TASKS FOR THIS EXERCISE ->
1. Condense the paragraph of the project description below that begins "Yelp, a leading online platform" into a shorter version that keeps its main facts.
2. Reproduce the records word for word, starting at the first line of the records and ending with the line that contains "chat-bubble-icon xyxy=(34,1294,61,1320)", with both of those lines included.
start READING TEXT
📝⭐ Yelp_Star_Rating_Initiative

⚡ Data Preprocessing, Clustering, Hypothesis Testing, and Logistic Regression Modelling ⚡

Note

This project was conducted by Ruo-Ying Qi, Yudi Su, Keane Dylan Yennoto, Claire Zhao, and Kaibo Zhang, students from the Desautels Faculty of Management at McGill University. The study utilized publicly available data from the > Yelp platform and was supervised as part of the course INSY-446-001 Data Mining for Business Analytics. The Yelp dataset can be found here.

Overview

Yelp, a leading online platform, connects consumers with local businesses through reviews, ratings, and photos. This study focuses on understanding the factors influencing Yelp's star ratings, and offering strategic recommendations to affiliated businesses. The project examines the impact of various business attributes and customer reviews on star ratings, providing insights to enhance Yelp's business performance. The study employed logistic regression analysis due to its interpretability and ease of coefficient examination, which is essential for generating actionable insights for business owners.
end READING TEXT
start GIVEN RECORDS
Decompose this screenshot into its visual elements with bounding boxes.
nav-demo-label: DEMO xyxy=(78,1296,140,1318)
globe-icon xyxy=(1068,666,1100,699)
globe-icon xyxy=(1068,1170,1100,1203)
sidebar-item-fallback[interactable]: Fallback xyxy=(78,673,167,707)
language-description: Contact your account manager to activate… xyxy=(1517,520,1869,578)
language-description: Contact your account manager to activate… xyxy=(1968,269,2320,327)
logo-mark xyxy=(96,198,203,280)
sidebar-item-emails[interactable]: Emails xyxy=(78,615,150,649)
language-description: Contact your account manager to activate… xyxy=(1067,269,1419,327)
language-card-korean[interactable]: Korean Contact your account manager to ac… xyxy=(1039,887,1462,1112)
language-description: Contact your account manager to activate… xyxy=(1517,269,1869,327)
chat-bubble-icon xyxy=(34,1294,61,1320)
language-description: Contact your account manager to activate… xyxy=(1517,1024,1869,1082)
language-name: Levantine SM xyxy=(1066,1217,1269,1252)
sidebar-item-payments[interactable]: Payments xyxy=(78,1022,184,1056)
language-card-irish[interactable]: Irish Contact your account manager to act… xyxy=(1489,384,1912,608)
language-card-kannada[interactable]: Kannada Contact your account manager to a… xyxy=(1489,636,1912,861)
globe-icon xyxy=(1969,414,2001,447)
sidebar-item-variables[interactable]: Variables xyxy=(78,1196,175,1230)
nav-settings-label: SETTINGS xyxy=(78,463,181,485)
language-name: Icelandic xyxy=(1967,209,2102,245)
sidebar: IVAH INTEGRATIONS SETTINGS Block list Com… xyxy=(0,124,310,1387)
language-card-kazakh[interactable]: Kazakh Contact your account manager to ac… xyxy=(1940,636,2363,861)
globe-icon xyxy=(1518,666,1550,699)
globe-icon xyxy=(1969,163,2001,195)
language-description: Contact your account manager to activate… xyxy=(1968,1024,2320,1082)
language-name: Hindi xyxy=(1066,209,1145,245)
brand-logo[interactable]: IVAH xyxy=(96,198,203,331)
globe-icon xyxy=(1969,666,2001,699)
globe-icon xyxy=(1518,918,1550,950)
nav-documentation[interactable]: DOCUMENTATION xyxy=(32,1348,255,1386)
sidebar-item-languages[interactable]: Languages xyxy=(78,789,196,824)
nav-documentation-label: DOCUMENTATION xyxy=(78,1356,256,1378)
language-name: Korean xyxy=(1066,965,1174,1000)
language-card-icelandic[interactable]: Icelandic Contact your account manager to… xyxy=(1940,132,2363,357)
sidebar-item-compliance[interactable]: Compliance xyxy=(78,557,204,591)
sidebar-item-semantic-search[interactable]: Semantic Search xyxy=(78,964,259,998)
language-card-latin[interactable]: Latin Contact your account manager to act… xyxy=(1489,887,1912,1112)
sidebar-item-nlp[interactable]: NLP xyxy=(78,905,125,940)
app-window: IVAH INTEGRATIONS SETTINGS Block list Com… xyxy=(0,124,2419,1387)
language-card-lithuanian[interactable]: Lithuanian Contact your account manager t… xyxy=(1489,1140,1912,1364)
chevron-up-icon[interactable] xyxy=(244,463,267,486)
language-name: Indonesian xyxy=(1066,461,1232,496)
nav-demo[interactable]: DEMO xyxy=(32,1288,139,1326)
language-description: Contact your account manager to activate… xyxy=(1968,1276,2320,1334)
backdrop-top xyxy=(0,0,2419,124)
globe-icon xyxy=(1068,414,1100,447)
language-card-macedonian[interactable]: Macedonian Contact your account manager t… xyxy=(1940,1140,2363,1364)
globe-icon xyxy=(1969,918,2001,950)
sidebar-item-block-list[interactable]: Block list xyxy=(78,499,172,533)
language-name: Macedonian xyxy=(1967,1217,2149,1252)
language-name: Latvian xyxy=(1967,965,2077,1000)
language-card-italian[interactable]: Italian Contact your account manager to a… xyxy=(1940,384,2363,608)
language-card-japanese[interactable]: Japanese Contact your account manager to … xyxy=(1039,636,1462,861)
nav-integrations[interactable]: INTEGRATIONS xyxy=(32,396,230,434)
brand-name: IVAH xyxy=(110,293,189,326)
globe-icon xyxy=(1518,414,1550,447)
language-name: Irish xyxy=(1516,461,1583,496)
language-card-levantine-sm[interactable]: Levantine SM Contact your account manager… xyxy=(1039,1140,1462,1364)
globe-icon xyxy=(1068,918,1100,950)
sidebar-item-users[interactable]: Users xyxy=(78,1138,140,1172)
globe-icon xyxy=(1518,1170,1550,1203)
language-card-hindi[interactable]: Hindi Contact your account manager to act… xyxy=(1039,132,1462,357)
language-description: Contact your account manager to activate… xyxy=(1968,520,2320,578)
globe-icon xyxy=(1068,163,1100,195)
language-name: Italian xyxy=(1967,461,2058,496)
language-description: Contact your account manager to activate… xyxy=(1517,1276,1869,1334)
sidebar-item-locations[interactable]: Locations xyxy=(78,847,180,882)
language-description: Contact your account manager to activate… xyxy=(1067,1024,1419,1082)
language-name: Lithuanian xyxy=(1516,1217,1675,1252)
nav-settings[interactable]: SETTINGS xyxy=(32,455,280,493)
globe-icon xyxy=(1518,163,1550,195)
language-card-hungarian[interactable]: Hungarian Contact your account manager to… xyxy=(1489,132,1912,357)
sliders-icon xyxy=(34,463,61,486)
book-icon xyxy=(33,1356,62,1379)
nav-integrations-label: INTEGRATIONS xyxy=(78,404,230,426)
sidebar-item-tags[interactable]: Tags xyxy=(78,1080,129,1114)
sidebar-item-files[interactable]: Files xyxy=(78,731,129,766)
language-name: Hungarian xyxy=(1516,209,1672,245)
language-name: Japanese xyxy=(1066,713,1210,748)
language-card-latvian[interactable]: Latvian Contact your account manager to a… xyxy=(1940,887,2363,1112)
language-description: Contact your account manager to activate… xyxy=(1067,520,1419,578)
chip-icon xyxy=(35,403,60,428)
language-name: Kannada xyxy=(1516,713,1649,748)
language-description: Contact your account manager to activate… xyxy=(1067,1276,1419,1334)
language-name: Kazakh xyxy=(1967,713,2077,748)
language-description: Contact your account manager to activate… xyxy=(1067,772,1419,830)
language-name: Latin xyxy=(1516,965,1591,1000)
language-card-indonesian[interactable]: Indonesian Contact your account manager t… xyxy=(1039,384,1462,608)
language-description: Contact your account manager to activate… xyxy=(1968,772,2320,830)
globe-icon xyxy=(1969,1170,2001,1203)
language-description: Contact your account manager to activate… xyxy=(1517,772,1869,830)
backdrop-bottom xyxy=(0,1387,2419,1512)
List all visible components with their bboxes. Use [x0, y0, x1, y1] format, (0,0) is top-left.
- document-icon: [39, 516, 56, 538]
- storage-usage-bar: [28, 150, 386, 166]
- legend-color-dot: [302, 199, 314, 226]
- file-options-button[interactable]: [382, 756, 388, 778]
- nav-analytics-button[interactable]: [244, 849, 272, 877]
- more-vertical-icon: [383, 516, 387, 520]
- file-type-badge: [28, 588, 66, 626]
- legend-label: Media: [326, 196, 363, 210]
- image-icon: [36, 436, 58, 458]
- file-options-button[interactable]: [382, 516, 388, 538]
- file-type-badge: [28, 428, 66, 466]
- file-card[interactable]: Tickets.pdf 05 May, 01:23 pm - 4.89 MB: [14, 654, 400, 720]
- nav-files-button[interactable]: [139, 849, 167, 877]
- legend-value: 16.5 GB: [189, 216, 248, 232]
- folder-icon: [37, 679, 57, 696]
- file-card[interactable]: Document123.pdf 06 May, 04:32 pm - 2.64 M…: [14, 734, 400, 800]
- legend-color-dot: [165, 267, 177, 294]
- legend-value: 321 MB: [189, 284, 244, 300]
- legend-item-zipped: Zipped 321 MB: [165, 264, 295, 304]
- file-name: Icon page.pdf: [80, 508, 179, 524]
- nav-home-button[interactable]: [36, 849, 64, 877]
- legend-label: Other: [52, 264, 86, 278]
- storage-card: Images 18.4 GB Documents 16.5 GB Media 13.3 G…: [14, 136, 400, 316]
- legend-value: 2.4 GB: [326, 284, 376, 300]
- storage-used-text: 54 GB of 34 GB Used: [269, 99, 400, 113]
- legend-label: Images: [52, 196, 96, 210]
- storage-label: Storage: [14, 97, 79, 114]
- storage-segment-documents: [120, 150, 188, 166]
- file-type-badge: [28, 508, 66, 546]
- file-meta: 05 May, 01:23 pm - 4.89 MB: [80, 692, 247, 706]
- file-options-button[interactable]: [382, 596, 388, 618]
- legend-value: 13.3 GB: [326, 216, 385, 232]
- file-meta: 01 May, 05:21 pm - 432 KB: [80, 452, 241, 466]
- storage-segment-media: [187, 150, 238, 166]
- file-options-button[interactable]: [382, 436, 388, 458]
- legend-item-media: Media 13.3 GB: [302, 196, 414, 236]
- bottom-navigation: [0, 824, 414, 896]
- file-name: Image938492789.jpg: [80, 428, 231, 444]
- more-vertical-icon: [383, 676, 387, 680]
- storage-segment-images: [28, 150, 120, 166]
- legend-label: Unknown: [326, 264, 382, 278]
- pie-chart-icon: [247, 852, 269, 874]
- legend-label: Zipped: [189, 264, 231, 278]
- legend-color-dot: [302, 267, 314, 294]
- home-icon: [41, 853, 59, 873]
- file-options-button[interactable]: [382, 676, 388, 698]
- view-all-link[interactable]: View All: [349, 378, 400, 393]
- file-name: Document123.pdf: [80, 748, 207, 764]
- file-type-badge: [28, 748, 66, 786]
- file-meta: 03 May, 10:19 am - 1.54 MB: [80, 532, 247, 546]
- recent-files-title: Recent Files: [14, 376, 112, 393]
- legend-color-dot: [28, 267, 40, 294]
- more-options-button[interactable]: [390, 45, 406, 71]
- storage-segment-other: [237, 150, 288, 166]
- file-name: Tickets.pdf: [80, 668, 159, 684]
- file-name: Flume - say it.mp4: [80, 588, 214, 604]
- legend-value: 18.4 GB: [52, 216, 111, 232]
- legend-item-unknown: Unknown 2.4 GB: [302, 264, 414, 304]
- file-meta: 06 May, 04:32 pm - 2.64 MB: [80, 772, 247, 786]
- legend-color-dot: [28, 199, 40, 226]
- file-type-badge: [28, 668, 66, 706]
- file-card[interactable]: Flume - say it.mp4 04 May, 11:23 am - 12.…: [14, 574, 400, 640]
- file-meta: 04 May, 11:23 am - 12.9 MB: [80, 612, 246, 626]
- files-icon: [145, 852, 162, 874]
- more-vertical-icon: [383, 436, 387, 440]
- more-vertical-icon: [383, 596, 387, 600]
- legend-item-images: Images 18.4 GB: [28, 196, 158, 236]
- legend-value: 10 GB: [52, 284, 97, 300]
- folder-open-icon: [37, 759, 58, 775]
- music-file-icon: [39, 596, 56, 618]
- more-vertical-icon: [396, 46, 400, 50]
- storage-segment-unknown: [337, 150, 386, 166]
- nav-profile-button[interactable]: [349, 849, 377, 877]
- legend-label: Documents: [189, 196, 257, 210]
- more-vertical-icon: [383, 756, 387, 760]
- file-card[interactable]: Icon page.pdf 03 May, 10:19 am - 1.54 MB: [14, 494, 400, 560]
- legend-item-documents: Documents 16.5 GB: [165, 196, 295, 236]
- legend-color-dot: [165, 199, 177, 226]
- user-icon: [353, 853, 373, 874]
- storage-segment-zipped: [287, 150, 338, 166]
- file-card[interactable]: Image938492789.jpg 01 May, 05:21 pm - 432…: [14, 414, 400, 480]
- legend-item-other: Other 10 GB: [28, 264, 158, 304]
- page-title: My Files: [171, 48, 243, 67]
end GIVEN RECORDS
ANSWERS PER TASK ->
1. Yelp is a leading online platform that connects consumers with local businesses through reviews, ratings, and photos. The study looks at how business attributes and customer reviews affect Yelp's star ratings. Its aims are to offer strategic recommendations to affiliated businesses and insights to improve Yelp's business performance. It used logistic regression because that method is interpretable and its coefficients are easy to examine, which is essential for giving business owners actionable insights.

2.
Decompose this screenshot into its visual elements with bounding boxes.
nav-demo-label: DEMO xyxy=(78,1296,140,1318)
globe-icon xyxy=(1068,666,1100,699)
globe-icon xyxy=(1068,1170,1100,1203)
sidebar-item-fallback[interactable]: Fallback xyxy=(78,673,167,707)
language-description: Contact your account manager to activate… xyxy=(1517,520,1869,578)
language-description: Contact your account manager to activate… xyxy=(1968,269,2320,327)
logo-mark xyxy=(96,198,203,280)
sidebar-item-emails[interactable]: Emails xyxy=(78,615,150,649)
language-description: Contact your account manager to activate… xyxy=(1067,269,1419,327)
language-card-korean[interactable]: Korean Contact your account manager to ac… xyxy=(1039,887,1462,1112)
language-description: Contact your account manager to activate… xyxy=(1517,269,1869,327)
chat-bubble-icon xyxy=(34,1294,61,1320)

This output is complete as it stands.